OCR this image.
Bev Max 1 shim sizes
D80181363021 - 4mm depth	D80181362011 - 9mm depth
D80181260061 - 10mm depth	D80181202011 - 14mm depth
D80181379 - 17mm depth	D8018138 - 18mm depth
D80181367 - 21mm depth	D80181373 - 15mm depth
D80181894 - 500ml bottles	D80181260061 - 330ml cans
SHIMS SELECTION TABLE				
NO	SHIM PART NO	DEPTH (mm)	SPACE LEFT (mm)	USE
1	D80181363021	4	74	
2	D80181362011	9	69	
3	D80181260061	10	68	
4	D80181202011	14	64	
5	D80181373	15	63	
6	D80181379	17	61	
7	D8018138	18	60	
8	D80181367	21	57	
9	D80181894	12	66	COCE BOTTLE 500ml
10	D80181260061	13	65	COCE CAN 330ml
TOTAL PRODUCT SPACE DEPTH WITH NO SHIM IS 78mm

* The task *
In the records above, collect each line with "COCE".

* Answer for this exercise *
9	D80181894	12	66	COCE BOTTLE 500ml
10	D80181260061	13	65	COCE CAN 330ml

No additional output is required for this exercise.